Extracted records
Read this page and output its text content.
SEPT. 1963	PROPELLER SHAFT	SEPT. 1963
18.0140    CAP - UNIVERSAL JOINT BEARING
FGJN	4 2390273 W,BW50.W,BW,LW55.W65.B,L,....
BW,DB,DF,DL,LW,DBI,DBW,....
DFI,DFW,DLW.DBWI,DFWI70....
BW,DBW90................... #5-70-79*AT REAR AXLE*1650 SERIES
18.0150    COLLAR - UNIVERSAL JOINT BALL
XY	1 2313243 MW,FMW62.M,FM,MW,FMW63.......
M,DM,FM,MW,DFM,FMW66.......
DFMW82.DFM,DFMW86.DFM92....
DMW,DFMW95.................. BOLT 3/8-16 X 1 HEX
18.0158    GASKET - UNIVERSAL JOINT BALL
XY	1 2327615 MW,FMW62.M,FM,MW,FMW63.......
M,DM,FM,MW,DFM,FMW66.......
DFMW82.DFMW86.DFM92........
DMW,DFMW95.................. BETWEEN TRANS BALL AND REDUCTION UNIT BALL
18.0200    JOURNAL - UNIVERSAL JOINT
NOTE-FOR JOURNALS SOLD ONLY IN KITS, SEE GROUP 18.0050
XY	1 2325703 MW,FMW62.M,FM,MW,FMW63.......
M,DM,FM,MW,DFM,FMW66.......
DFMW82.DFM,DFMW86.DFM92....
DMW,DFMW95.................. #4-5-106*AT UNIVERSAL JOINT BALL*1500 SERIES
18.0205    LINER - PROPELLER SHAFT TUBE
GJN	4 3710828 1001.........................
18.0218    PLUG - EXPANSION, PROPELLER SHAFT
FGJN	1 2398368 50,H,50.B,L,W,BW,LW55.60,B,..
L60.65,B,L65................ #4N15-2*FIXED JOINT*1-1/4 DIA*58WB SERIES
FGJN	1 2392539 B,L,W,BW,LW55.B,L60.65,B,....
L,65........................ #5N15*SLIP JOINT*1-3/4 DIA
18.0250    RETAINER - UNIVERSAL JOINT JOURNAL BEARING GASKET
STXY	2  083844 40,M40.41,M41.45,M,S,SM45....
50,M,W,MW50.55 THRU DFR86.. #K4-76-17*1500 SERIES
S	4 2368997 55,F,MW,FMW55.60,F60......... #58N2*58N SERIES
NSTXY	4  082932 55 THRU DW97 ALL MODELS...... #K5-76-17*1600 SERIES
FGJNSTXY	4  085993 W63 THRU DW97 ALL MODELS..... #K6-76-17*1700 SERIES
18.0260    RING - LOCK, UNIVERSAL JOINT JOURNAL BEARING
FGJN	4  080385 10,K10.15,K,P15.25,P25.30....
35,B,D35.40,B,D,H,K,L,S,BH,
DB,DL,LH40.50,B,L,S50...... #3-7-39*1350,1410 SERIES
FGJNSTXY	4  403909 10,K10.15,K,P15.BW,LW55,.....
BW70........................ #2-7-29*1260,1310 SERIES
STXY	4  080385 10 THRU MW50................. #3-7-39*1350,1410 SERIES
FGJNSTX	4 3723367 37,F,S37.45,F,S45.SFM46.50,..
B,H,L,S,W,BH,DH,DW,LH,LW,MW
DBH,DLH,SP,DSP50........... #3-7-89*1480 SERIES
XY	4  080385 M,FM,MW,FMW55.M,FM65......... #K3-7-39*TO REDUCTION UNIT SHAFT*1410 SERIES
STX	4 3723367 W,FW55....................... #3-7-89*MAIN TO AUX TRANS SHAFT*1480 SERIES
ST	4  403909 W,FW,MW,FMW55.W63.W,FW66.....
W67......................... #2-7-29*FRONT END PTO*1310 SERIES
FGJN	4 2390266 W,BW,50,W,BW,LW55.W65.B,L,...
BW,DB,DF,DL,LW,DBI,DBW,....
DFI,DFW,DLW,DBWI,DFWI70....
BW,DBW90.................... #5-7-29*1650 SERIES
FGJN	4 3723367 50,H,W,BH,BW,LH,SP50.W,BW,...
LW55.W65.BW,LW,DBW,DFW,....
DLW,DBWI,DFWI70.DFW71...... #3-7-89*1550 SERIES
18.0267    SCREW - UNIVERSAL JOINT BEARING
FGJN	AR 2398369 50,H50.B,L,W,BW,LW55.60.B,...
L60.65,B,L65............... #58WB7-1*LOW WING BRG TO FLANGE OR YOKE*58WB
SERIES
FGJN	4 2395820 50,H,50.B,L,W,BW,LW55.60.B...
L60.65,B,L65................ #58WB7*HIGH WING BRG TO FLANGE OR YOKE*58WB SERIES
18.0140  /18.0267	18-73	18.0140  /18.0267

**Description of the task:**
Print the records once more, exactly as they were given.

**Solution:**
Read this page and output its text content.
SEPT. 1963	PROPELLER SHAFT	SEPT. 1963
18.0140    CAP - UNIVERSAL JOINT BEARING
FGJN	4 2390273 W,BW50.W,BW,LW55.W65.B,L,....
BW,DB,DF,DL,LW,DBI,DBW,....
DFI,DFW,DLW.DBWI,DFWI70....
BW,DBW90................... #5-70-79*AT REAR AXLE*1650 SERIES
18.0150    COLLAR - UNIVERSAL JOINT BALL
XY	1 2313243 MW,FMW62.M,FM,MW,FMW63.......
M,DM,FM,MW,DFM,FMW66.......
DFMW82.DFM,DFMW86.DFM92....
DMW,DFMW95.................. BOLT 3/8-16 X 1 HEX
18.0158    GASKET - UNIVERSAL JOINT BALL
XY	1 2327615 MW,FMW62.M,FM,MW,FMW63.......
M,DM,FM,MW,DFM,FMW66.......
DFMW82.DFMW86.DFM92........
DMW,DFMW95.................. BETWEEN TRANS BALL AND REDUCTION UNIT BALL
18.0200    JOURNAL - UNIVERSAL JOINT
NOTE-FOR JOURNALS SOLD ONLY IN KITS, SEE GROUP 18.0050
XY	1 2325703 MW,FMW62.M,FM,MW,FMW63.......
M,DM,FM,MW,DFM,FMW66.......
DFMW82.DFM,DFMW86.DFM92....
DMW,DFMW95.................. #4-5-106*AT UNIVERSAL JOINT BALL*1500 SERIES
18.0205    LINER - PROPELLER SHAFT TUBE
GJN	4 3710828 1001.........................
18.0218    PLUG - EXPANSION, PROPELLER SHAFT
FGJN	1 2398368 50,H,50.B,L,W,BW,LW55.60,B,..
L60.65,B,L65................ #4N15-2*FIXED JOINT*1-1/4 DIA*58WB SERIES
FGJN	1 2392539 B,L,W,BW,LW55.B,L60.65,B,....
L,65........................ #5N15*SLIP JOINT*1-3/4 DIA
18.0250    RETAINER - UNIVERSAL JOINT JOURNAL BEARING GASKET
STXY	2  083844 40,M40.41,M41.45,M,S,SM45....
50,M,W,MW50.55 THRU DFR86.. #K4-76-17*1500 SERIES
S	4 2368997 55,F,MW,FMW55.60,F60......... #58N2*58N SERIES
NSTXY	4  082932 55 THRU DW97 ALL MODELS...... #K5-76-17*1600 SERIES
FGJNSTXY	4  085993 W63 THRU DW97 ALL MODELS..... #K6-76-17*1700 SERIES
18.0260    RING - LOCK, UNIVERSAL JOINT JOURNAL BEARING
FGJN	4  080385 10,K10.15,K,P15.25,P25.30....
35,B,D35.40,B,D,H,K,L,S,BH,
DB,DL,LH40.50,B,L,S50...... #3-7-39*1350,1410 SERIES
FGJNSTXY	4  403909 10,K10.15,K,P15.BW,LW55,.....
BW70........................ #2-7-29*1260,1310 SERIES
STXY	4  080385 10 THRU MW50................. #3-7-39*1350,1410 SERIES
FGJNSTX	4 3723367 37,F,S37.45,F,S45.SFM46.50,..
B,H,L,S,W,BH,DH,DW,LH,LW,MW
DBH,DLH,SP,DSP50........... #3-7-89*1480 SERIES
XY	4  080385 M,FM,MW,FMW55.M,FM65......... #K3-7-39*TO REDUCTION UNIT SHAFT*1410 SERIES
STX	4 3723367 W,FW55....................... #3-7-89*MAIN TO AUX TRANS SHAFT*1480 SERIES
ST	4  403909 W,FW,MW,FMW55.W63.W,FW66.....
W67......................... #2-7-29*FRONT END PTO*1310 SERIES
FGJN	4 2390266 W,BW,50,W,BW,LW55.W65.B,L,...
BW,DB,DF,DL,LW,DBI,DBW,....
DFI,DFW,DLW,DBWI,DFWI70....
BW,DBW90.................... #5-7-29*1650 SERIES
FGJN	4 3723367 50,H,W,BH,BW,LH,SP50.W,BW,...
LW55.W65.BW,LW,DBW,DFW,....
DLW,DBWI,DFWI70.DFW71...... #3-7-89*1550 SERIES
18.0267    SCREW - UNIVERSAL JOINT BEARING
FGJN	AR 2398369 50,H50.B,L,W,BW,LW55.60.B,...
L60.65,B,L65............... #58WB7-1*LOW WING BRG TO FLANGE OR YOKE*58WB
SERIES
FGJN	4 2395820 50,H,50.B,L,W,BW,LW55.60.B...
L60.65,B,L65................ #58WB7*HIGH WING BRG TO FLANGE OR YOKE*58WB SERIES
18.0140  /18.0267	18-73	18.0140  /18.0267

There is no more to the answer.